▶ Rows:
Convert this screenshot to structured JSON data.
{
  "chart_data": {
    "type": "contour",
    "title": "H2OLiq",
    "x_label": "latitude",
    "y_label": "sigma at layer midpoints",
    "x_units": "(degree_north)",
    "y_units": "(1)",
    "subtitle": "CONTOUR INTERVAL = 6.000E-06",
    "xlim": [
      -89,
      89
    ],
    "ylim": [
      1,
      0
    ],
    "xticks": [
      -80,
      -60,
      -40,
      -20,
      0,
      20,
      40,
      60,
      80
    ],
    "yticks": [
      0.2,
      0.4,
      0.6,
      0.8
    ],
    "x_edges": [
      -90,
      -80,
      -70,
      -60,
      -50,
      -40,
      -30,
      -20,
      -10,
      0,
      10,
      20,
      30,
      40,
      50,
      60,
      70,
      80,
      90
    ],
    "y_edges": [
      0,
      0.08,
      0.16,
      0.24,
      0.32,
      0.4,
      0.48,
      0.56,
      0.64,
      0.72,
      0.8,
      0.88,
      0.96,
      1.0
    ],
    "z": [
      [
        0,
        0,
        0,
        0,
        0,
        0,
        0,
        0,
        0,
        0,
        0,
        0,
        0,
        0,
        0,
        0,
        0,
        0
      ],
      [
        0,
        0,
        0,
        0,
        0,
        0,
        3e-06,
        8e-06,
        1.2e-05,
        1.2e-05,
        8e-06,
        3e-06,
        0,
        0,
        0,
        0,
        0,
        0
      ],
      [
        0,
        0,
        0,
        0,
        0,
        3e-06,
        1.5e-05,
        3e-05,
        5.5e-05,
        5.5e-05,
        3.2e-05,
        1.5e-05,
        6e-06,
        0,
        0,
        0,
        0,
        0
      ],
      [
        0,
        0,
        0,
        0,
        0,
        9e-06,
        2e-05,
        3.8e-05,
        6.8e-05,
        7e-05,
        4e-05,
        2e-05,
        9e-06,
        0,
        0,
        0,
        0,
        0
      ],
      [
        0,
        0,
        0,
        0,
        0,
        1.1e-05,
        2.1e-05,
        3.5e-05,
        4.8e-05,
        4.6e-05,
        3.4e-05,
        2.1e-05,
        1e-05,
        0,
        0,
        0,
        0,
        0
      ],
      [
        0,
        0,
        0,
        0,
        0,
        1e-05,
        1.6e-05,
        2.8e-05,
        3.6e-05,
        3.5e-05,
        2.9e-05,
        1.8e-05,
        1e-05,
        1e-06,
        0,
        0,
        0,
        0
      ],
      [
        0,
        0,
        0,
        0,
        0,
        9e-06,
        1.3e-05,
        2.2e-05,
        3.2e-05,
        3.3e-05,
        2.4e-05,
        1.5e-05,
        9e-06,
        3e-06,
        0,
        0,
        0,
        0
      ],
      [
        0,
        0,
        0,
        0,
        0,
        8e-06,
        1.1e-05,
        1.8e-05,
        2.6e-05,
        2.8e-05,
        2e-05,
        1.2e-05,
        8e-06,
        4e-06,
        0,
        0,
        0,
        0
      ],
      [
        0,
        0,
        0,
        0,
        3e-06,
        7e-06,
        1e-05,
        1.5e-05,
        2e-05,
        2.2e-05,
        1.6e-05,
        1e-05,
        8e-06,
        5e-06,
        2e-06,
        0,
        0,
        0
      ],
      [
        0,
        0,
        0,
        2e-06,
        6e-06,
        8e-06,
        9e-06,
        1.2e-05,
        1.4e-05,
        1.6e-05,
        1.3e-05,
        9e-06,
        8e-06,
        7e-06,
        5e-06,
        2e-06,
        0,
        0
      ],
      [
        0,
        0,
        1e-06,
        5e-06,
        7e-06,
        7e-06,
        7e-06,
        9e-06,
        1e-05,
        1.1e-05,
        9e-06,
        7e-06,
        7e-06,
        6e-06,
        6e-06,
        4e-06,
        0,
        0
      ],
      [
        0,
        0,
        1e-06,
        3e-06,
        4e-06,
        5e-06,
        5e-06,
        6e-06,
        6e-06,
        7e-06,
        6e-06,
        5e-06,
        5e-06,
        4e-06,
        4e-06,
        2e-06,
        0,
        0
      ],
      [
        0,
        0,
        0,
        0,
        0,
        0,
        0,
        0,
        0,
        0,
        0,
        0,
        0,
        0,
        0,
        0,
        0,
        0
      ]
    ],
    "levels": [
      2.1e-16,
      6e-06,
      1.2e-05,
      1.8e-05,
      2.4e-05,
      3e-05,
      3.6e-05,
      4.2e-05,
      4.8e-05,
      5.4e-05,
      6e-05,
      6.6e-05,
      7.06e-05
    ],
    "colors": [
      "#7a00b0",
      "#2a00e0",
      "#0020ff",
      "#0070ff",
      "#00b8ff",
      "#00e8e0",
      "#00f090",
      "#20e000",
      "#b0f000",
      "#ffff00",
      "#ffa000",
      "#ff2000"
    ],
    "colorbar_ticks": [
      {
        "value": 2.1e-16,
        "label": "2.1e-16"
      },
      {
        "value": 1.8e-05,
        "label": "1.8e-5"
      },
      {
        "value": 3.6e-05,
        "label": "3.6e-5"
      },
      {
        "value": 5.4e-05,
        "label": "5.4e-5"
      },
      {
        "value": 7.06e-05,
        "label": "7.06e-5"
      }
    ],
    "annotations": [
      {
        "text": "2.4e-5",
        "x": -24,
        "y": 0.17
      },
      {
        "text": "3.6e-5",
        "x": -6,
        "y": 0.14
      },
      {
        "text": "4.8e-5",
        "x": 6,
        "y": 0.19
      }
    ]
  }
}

▶ What is being asked:
Which lines contain "value"? Show each of them.

▶ The solution:
        "value": 2.1e-16,
        "value": 1.8e-05,
        "value": 3.6e-05,
        "value": 5.4e-05,
        "value": 7.06e-05,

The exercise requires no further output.